Records supplied:
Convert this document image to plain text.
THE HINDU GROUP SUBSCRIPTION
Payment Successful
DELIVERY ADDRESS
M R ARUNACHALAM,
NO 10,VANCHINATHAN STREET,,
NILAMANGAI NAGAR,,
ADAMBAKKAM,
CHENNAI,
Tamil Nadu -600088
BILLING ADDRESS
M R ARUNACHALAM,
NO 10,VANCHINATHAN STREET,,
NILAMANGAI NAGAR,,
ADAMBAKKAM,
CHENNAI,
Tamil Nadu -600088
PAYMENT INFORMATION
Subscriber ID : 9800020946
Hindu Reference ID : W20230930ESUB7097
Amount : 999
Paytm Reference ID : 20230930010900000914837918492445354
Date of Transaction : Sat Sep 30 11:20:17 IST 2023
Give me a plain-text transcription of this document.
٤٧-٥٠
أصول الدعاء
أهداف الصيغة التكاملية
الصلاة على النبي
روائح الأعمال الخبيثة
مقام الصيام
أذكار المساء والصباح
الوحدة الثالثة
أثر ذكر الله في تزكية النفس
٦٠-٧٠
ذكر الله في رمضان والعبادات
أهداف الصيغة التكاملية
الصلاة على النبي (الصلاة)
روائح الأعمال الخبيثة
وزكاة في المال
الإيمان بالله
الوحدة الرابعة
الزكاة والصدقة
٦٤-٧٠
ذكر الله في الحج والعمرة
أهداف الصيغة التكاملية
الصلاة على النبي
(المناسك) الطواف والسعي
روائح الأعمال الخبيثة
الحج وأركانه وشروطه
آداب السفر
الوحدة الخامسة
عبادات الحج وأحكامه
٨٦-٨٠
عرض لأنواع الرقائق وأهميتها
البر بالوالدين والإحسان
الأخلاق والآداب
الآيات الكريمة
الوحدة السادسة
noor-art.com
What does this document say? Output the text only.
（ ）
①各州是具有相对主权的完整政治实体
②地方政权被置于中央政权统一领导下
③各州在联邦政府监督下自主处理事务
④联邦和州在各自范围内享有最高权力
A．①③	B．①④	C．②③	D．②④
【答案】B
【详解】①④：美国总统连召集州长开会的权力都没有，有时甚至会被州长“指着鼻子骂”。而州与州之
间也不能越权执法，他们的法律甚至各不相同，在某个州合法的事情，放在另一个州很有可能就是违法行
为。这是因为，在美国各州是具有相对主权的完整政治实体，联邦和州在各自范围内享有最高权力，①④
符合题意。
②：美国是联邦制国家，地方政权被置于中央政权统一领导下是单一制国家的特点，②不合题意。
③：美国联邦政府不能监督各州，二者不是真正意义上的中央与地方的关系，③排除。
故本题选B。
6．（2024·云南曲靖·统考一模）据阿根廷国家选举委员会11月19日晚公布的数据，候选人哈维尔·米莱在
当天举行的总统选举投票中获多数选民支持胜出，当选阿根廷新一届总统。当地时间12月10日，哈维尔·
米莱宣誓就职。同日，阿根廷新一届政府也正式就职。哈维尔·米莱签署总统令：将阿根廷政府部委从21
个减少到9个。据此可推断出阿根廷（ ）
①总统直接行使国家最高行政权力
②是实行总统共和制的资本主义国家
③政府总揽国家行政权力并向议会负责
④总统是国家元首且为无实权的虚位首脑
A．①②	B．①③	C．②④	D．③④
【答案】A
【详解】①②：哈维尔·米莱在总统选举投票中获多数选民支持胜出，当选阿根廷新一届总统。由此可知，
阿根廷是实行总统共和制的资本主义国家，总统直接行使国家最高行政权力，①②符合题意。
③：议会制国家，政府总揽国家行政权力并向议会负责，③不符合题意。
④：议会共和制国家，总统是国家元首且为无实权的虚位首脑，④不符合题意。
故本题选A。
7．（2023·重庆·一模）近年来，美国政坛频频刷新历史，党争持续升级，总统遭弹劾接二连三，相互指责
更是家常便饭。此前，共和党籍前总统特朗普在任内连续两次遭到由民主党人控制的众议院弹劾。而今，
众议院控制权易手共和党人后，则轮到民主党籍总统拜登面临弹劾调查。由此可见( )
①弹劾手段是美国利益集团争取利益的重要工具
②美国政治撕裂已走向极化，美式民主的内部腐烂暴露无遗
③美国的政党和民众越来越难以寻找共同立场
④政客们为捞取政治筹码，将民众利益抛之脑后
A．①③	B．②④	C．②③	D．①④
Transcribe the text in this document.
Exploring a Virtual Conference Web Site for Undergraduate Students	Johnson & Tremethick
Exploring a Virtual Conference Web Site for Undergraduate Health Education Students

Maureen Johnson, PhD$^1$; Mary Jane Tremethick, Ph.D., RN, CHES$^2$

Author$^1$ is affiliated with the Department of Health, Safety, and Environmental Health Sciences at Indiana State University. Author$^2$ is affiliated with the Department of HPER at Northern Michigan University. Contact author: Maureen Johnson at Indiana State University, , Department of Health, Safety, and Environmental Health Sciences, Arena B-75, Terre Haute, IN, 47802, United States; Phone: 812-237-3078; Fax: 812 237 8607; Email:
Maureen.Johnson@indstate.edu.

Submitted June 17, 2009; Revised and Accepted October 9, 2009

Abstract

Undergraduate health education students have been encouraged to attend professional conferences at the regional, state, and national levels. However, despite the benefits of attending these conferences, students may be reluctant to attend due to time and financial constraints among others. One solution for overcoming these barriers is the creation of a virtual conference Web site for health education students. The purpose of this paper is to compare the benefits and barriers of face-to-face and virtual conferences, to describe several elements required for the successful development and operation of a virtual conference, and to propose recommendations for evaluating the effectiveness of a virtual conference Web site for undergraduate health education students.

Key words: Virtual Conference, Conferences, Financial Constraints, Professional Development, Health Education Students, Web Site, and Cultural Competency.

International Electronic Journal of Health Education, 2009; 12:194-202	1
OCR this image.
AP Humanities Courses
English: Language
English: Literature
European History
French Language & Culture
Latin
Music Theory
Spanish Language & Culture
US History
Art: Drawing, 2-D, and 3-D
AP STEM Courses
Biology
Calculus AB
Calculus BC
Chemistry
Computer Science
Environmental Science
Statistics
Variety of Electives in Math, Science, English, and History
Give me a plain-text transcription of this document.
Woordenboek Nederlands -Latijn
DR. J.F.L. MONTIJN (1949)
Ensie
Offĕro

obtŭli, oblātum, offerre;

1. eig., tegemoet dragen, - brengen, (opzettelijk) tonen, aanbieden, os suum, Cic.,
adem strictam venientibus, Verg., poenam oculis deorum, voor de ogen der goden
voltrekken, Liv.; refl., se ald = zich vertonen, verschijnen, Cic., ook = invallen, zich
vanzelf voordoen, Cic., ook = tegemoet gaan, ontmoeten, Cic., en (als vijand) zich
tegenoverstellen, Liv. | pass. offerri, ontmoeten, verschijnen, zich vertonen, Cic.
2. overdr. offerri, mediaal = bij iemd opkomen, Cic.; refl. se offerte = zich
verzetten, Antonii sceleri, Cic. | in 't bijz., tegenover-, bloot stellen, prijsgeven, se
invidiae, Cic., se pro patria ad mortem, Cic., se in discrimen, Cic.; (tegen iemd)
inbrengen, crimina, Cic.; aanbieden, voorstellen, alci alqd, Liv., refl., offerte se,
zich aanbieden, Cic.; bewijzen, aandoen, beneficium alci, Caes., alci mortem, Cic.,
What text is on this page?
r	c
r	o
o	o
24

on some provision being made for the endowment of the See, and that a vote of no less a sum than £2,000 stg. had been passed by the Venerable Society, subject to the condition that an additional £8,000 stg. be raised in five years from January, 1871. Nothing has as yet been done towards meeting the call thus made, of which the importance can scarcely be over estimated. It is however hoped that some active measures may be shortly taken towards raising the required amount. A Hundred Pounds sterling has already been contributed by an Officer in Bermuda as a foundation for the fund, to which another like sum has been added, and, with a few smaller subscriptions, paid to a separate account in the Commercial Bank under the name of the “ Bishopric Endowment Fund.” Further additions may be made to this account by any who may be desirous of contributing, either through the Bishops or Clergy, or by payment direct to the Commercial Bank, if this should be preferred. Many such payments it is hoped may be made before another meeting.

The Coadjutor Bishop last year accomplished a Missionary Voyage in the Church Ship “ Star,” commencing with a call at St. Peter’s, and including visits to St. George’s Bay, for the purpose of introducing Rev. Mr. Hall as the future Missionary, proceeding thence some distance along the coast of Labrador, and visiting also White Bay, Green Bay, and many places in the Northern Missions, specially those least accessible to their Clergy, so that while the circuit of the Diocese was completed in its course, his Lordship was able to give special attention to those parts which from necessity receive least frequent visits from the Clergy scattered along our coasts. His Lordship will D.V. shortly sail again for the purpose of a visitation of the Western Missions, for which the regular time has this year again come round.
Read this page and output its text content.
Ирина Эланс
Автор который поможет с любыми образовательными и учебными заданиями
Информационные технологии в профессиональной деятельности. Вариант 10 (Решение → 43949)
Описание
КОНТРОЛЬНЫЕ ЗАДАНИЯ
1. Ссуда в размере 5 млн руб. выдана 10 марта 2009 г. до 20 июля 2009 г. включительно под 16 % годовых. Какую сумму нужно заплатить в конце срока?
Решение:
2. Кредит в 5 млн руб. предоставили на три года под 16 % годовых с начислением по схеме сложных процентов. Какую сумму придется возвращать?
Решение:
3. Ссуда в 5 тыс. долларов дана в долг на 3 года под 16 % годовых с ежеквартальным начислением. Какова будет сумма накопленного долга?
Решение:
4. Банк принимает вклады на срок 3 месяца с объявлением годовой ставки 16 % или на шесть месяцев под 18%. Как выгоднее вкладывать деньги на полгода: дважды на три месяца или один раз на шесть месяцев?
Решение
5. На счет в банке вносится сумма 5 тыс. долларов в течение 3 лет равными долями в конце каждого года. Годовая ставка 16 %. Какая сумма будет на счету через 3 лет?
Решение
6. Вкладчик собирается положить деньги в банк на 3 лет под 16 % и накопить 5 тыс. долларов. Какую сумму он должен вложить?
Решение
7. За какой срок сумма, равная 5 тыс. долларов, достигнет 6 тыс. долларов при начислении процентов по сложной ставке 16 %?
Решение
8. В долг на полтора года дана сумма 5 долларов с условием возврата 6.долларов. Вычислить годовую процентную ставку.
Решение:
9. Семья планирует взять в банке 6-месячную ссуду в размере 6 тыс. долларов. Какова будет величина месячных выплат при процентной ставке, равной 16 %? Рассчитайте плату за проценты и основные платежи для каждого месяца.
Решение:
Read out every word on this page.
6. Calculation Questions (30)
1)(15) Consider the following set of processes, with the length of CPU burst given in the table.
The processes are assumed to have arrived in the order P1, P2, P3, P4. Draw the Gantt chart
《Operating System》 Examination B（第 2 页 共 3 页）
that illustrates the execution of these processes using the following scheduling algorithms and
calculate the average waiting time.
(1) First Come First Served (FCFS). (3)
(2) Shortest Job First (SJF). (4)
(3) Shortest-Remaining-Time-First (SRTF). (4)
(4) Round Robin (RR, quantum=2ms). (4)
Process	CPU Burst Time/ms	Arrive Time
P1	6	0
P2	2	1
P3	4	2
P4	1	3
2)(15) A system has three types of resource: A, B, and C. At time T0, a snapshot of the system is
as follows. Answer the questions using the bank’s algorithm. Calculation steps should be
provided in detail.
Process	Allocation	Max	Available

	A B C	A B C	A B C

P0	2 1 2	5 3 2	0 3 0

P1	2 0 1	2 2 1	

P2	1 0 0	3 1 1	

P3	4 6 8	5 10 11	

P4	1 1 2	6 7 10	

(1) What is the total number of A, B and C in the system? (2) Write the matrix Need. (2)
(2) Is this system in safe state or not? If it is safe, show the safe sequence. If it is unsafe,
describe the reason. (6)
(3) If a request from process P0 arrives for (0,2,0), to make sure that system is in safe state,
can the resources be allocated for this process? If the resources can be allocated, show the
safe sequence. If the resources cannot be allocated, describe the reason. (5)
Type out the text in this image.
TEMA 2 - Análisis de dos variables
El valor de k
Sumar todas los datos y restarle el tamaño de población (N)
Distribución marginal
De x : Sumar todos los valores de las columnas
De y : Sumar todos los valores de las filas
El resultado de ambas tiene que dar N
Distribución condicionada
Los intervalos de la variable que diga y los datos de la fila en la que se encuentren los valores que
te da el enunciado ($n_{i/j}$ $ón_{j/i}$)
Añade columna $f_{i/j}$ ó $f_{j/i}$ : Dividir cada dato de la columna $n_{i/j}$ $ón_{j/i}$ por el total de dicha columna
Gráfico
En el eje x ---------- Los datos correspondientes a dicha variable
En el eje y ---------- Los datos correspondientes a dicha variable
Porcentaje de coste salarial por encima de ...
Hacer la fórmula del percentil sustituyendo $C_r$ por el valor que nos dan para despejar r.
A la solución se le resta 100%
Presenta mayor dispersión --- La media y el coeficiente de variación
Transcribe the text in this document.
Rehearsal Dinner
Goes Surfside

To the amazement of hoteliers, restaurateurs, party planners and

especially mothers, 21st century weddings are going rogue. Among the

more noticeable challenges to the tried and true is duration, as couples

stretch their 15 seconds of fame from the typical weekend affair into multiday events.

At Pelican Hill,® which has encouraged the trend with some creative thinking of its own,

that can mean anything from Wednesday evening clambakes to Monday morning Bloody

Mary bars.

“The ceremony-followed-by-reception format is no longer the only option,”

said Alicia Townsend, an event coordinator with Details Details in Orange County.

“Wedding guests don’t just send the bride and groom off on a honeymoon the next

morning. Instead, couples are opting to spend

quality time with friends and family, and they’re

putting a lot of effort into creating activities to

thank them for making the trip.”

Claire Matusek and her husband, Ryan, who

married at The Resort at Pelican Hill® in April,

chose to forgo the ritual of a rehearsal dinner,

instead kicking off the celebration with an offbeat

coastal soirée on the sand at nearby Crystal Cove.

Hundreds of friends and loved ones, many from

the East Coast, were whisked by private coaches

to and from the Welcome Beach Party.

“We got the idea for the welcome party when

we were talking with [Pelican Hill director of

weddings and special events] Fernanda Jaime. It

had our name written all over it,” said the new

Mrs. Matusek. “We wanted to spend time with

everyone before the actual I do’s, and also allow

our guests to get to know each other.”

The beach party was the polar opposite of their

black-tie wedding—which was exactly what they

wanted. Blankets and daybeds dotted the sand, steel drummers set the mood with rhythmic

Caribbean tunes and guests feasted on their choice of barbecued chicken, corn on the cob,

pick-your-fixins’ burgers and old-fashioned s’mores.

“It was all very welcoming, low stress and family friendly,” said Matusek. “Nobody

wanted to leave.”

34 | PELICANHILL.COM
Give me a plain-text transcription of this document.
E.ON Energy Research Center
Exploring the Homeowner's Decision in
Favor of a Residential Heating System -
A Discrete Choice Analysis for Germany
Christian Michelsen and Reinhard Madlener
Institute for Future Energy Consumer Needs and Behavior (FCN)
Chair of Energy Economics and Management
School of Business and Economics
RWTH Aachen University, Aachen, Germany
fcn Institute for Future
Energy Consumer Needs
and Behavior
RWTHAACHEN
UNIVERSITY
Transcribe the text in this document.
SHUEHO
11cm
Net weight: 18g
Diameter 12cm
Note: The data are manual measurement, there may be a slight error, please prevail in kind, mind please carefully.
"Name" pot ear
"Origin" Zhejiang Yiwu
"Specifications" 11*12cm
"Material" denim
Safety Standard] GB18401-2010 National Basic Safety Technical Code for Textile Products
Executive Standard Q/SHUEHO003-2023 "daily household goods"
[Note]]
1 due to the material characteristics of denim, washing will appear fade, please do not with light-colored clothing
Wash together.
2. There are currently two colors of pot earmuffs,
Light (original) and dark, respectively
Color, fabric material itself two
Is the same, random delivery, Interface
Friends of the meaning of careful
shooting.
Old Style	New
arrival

Stated problem: How many lines of the entries above hold the string "datos"? Reply with the number alone.

Exercise answer: 4